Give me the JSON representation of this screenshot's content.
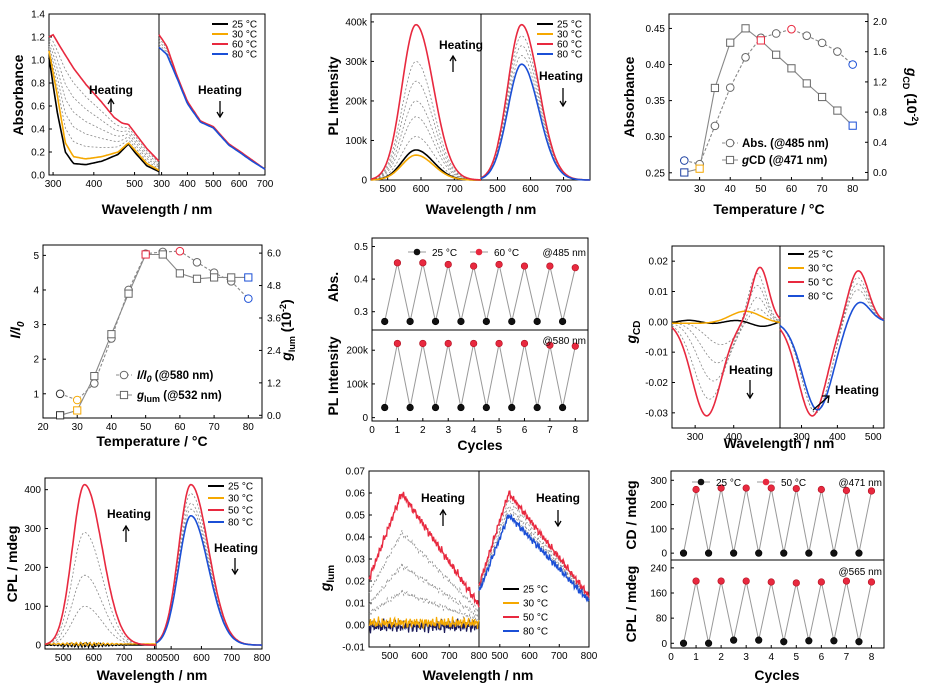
{
  "temps4": [
    "25 °C",
    "30 °C",
    "60 °C",
    "80 °C"
  ],
  "temps4b": [
    "25 °C",
    "30 °C",
    "50 °C",
    "80 °C"
  ],
  "colors": {
    "t25": "#000000",
    "t30": "#f5a800",
    "hot": "#e8293f",
    "t80": "#1b4fd6",
    "grey": "#888888"
  },
  "heating": "Heating",
  "panels": {
    "a": {
      "ylabel": "Absorbance",
      "xlabel": "Wavelength / nm",
      "xticks": [
        "300",
        "400",
        "500",
        "300",
        "400",
        "500",
        "600",
        "700"
      ],
      "yticks": [
        "0.0",
        "0.2",
        "0.4",
        "0.6",
        "0.8",
        "1.0",
        "1.2",
        "1.4"
      ]
    },
    "b": {
      "ylabel": "PL Intensity",
      "xlabel": "Wavelength / nm",
      "xticks": [
        "500",
        "600",
        "700",
        "500",
        "600",
        "700"
      ],
      "yticks": [
        "0",
        "100k",
        "200k",
        "300k",
        "400k"
      ]
    },
    "c": {
      "ylabel": "Absorbance",
      "ylabel2_main": "g",
      "ylabel2_sub": "CD",
      "ylabel2_tail": " (10",
      "ylabel2_sup": "-2",
      "ylabel2_end": ")",
      "xlabel": "Temperature / °C",
      "xticks": [
        "30",
        "40",
        "50",
        "60",
        "70",
        "80"
      ],
      "yticks": [
        "0.25",
        "0.30",
        "0.35",
        "0.40",
        "0.45"
      ],
      "yticks2": [
        "0.0",
        "0.4",
        "0.8",
        "1.2",
        "1.6",
        "2.0"
      ],
      "legend1": "Abs. (@485 nm)",
      "legend2_pre": "g",
      "legend2": "CD (@471 nm)"
    },
    "d": {
      "ylabel_main": "I/I",
      "ylabel_sub": "0",
      "ylabel2_main": "g",
      "ylabel2_sub": "lum",
      "ylabel2_tail": " (10",
      "ylabel2_sup": "-2",
      "ylabel2_end": ")",
      "xlabel": "Temperature / °C",
      "xticks": [
        "20",
        "30",
        "40",
        "50",
        "60",
        "70",
        "80"
      ],
      "yticks": [
        "1",
        "2",
        "3",
        "4",
        "5"
      ],
      "yticks2": [
        "0.0",
        "1.2",
        "2.4",
        "3.6",
        "4.8",
        "6.0"
      ],
      "legend1_main": "I/I",
      "legend1_sub": "0",
      "legend1_tail": " (@580 nm)",
      "legend2_pre": "g",
      "legend2_sub": "lum",
      "legend2": " (@532 nm)"
    },
    "e": {
      "ylabel_top": "Abs.",
      "ylabel_bot": "PL Intensity",
      "xlabel": "Cycles",
      "xticks": [
        "0",
        "1",
        "2",
        "3",
        "4",
        "5",
        "6",
        "7",
        "8"
      ],
      "yticks_top": [
        "0.3",
        "0.4",
        "0.5"
      ],
      "yticks_bot": [
        "0",
        "100k",
        "200k"
      ],
      "leg1": "25 °C",
      "leg2": "60 °C",
      "note_top": "@485 nm",
      "note_bot": "@580 nm"
    },
    "f": {
      "ylabel_main": "g",
      "ylabel_sub": "CD",
      "xlabel": "Wavelength / nm",
      "xticks": [
        "300",
        "400",
        "300",
        "400",
        "500"
      ],
      "yticks": [
        "-0.03",
        "-0.02",
        "-0.01",
        "0.00",
        "0.01",
        "0.02"
      ]
    },
    "g": {
      "ylabel": "CPL / mdeg",
      "xlabel": "Wavelength / nm",
      "xticks": [
        "500",
        "600",
        "700",
        "800",
        "500",
        "600",
        "700",
        "800"
      ],
      "yticks": [
        "0",
        "100",
        "200",
        "300",
        "400"
      ]
    },
    "h": {
      "ylabel_main": "g",
      "ylabel_sub": "lum",
      "xlabel": "Wavelength / nm",
      "xticks": [
        "500",
        "600",
        "700",
        "800",
        "500",
        "600",
        "700",
        "800"
      ],
      "yticks": [
        "-0.01",
        "0.00",
        "0.01",
        "0.02",
        "0.03",
        "0.04",
        "0.05",
        "0.06",
        "0.07"
      ]
    },
    "i": {
      "ylabel_top": "CD / mdeg",
      "ylabel_bot": "CPL / mdeg",
      "xlabel": "Cycles",
      "xticks": [
        "0",
        "1",
        "2",
        "3",
        "4",
        "5",
        "6",
        "7",
        "8"
      ],
      "yticks_top": [
        "0",
        "100",
        "200",
        "300"
      ],
      "yticks_bot": [
        "0",
        "80",
        "160",
        "240"
      ],
      "leg1": "25 °C",
      "leg2": "50 °C",
      "note_top": "@471 nm",
      "note_bot": "@565 nm"
    }
  },
  "chart_data": [
    {
      "type": "line",
      "id": "a",
      "title": "",
      "xlabel": "Wavelength / nm",
      "ylabel": "Absorbance",
      "ylim": [
        0,
        1.4
      ],
      "legend": [
        "25 °C",
        "30 °C",
        "60 °C",
        "80 °C"
      ],
      "left_xlim": [
        290,
        560
      ],
      "right_xlim": [
        290,
        700
      ],
      "left_series": {
        "25": [
          [
            290,
            1.02
          ],
          [
            310,
            0.55
          ],
          [
            330,
            0.2
          ],
          [
            350,
            0.1
          ],
          [
            380,
            0.09
          ],
          [
            420,
            0.12
          ],
          [
            460,
            0.18
          ],
          [
            485,
            0.27
          ],
          [
            500,
            0.2
          ],
          [
            530,
            0.08
          ],
          [
            560,
            0.03
          ]
        ],
        "30": [
          [
            290,
            1.08
          ],
          [
            310,
            0.7
          ],
          [
            330,
            0.28
          ],
          [
            350,
            0.16
          ],
          [
            380,
            0.14
          ],
          [
            420,
            0.16
          ],
          [
            460,
            0.2
          ],
          [
            485,
            0.28
          ],
          [
            500,
            0.22
          ],
          [
            530,
            0.1
          ],
          [
            560,
            0.04
          ]
        ],
        "60": [
          [
            290,
            1.2
          ],
          [
            300,
            1.22
          ],
          [
            320,
            1.1
          ],
          [
            350,
            0.93
          ],
          [
            380,
            0.79
          ],
          [
            420,
            0.63
          ],
          [
            450,
            0.5
          ],
          [
            470,
            0.45
          ],
          [
            485,
            0.44
          ],
          [
            500,
            0.37
          ],
          [
            530,
            0.23
          ],
          [
            560,
            0.12
          ]
        ]
      },
      "right_series": {
        "60": [
          [
            290,
            1.22
          ],
          [
            320,
            1.12
          ],
          [
            360,
            0.86
          ],
          [
            400,
            0.64
          ],
          [
            450,
            0.47
          ],
          [
            500,
            0.42
          ],
          [
            520,
            0.37
          ],
          [
            560,
            0.27
          ],
          [
            600,
            0.21
          ],
          [
            650,
            0.13
          ],
          [
            700,
            0.05
          ]
        ],
        "80": [
          [
            290,
            1.11
          ],
          [
            320,
            1.05
          ],
          [
            360,
            0.84
          ],
          [
            400,
            0.62
          ],
          [
            450,
            0.46
          ],
          [
            500,
            0.41
          ],
          [
            520,
            0.36
          ],
          [
            560,
            0.26
          ],
          [
            600,
            0.2
          ],
          [
            650,
            0.12
          ],
          [
            700,
            0.05
          ]
        ]
      }
    },
    {
      "type": "line",
      "id": "b",
      "title": "",
      "xlabel": "Wavelength / nm",
      "ylabel": "PL Intensity",
      "ylim": [
        0,
        420000
      ],
      "legend": [
        "25 °C",
        "30 °C",
        "60 °C",
        "80 °C"
      ],
      "xlim": [
        450,
        800
      ],
      "left_peaks": {
        "25": 76000,
        "30": 63000,
        "60": 393000
      },
      "left_peak_x": 585,
      "right_peaks": {
        "60": 393000,
        "80": 293000
      },
      "right_peak_x": 573
    },
    {
      "type": "scatter",
      "id": "c",
      "xlabel": "Temperature / °C",
      "ylabel": "Absorbance",
      "y2label": "gCD (10-2)",
      "xlim": [
        20,
        85
      ],
      "ylim": [
        0.24,
        0.47
      ],
      "y2lim": [
        -0.1,
        2.1
      ],
      "abs": [
        [
          25,
          0.267
        ],
        [
          30,
          0.262
        ],
        [
          35,
          0.315
        ],
        [
          40,
          0.368
        ],
        [
          45,
          0.41
        ],
        [
          50,
          0.437
        ],
        [
          55,
          0.443
        ],
        [
          60,
          0.449
        ],
        [
          65,
          0.44
        ],
        [
          70,
          0.43
        ],
        [
          75,
          0.418
        ],
        [
          80,
          0.4
        ]
      ],
      "gcd": [
        [
          25,
          0.0
        ],
        [
          30,
          0.05
        ],
        [
          35,
          1.12
        ],
        [
          40,
          1.72
        ],
        [
          45,
          1.91
        ],
        [
          50,
          1.75
        ],
        [
          55,
          1.56
        ],
        [
          60,
          1.38
        ],
        [
          65,
          1.18
        ],
        [
          70,
          1.0
        ],
        [
          75,
          0.82
        ],
        [
          80,
          0.62
        ]
      ]
    },
    {
      "type": "scatter",
      "id": "d",
      "xlabel": "Temperature / °C",
      "ylabel": "I/I0",
      "y2label": "glum (10-2)",
      "xlim": [
        20,
        85
      ],
      "ylim": [
        0.3,
        5.4
      ],
      "y2lim": [
        -0.1,
        6.6
      ],
      "ratio": [
        [
          25,
          1.0
        ],
        [
          30,
          0.82
        ],
        [
          35,
          1.3
        ],
        [
          40,
          2.6
        ],
        [
          45,
          4.0
        ],
        [
          50,
          5.05
        ],
        [
          55,
          5.1
        ],
        [
          60,
          5.12
        ],
        [
          65,
          4.8
        ],
        [
          70,
          4.5
        ],
        [
          75,
          4.25
        ],
        [
          80,
          3.75
        ]
      ],
      "glum": [
        [
          25,
          0.0
        ],
        [
          30,
          0.18
        ],
        [
          35,
          1.45
        ],
        [
          40,
          3.0
        ],
        [
          45,
          4.5
        ],
        [
          50,
          5.95
        ],
        [
          55,
          5.95
        ],
        [
          60,
          5.25
        ],
        [
          65,
          5.05
        ],
        [
          70,
          5.1
        ],
        [
          75,
          5.1
        ],
        [
          80,
          5.1
        ]
      ]
    },
    {
      "type": "line",
      "id": "e",
      "xlabel": "Cycles",
      "ylabel": "Abs. / PL Intensity",
      "x": [
        0.5,
        1,
        1.5,
        2,
        2.5,
        3,
        3.5,
        4,
        4.5,
        5,
        5.5,
        6,
        6.5,
        7,
        7.5,
        8
      ],
      "abs": [
        0.27,
        0.45,
        0.27,
        0.45,
        0.27,
        0.445,
        0.27,
        0.44,
        0.27,
        0.445,
        0.27,
        0.44,
        0.27,
        0.44,
        0.27,
        0.435
      ],
      "pl": [
        30000,
        220000,
        30000,
        220000,
        30000,
        220000,
        30000,
        220000,
        30000,
        220000,
        30000,
        220000,
        30000,
        215000,
        30000,
        212000
      ]
    },
    {
      "type": "line",
      "id": "f",
      "xlabel": "Wavelength / nm",
      "ylabel": "gCD",
      "ylim": [
        -0.035,
        0.025
      ],
      "legend": [
        "25 °C",
        "30 °C",
        "50 °C",
        "80 °C"
      ]
    },
    {
      "type": "line",
      "id": "g",
      "xlabel": "Wavelength / nm",
      "ylabel": "CPL / mdeg",
      "ylim": [
        -10,
        430
      ],
      "legend": [
        "25 °C",
        "30 °C",
        "50 °C",
        "80 °C"
      ],
      "left_peak": {
        "50": 413
      },
      "right_peaks": {
        "50": 413,
        "80": 333
      },
      "peak_x": 565
    },
    {
      "type": "line",
      "id": "h",
      "xlabel": "Wavelength / nm",
      "ylabel": "glum",
      "ylim": [
        -0.01,
        0.07
      ],
      "legend": [
        "25 °C",
        "30 °C",
        "50 °C",
        "80 °C"
      ],
      "left_peak": {
        "50": 0.06
      },
      "right_peaks": {
        "50": 0.06,
        "80": 0.05
      }
    },
    {
      "type": "line",
      "id": "i",
      "xlabel": "Cycles",
      "ylabel": "CD / mdeg, CPL / mdeg",
      "x": [
        0.5,
        1,
        1.5,
        2,
        2.5,
        3,
        3.5,
        4,
        4.5,
        5,
        5.5,
        6,
        6.5,
        7,
        7.5,
        8
      ],
      "cd": [
        0,
        262,
        0,
        268,
        0,
        268,
        0,
        268,
        0,
        266,
        0,
        262,
        0,
        258,
        0,
        256
      ],
      "cpl": [
        0,
        198,
        0,
        198,
        10,
        198,
        10,
        195,
        5,
        192,
        8,
        195,
        8,
        198,
        5,
        195
      ]
    }
  ]
}
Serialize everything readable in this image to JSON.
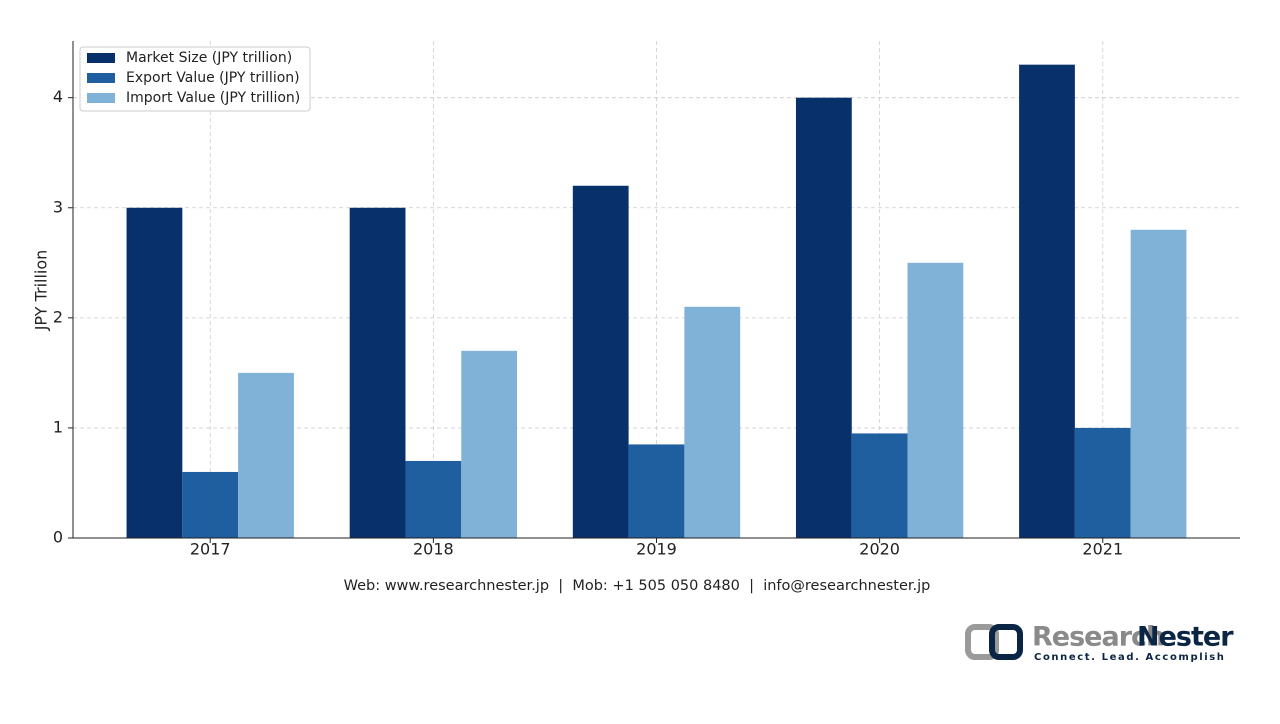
-*-*-
▸ INSTRUCTIONS TO FOLLOW
Return every line holding the word "this" from the records.

▸ WRITTEN RESPONSE
Give me the JSON representation of this screenshot's content.
Serialize everything readable in this image to JSON.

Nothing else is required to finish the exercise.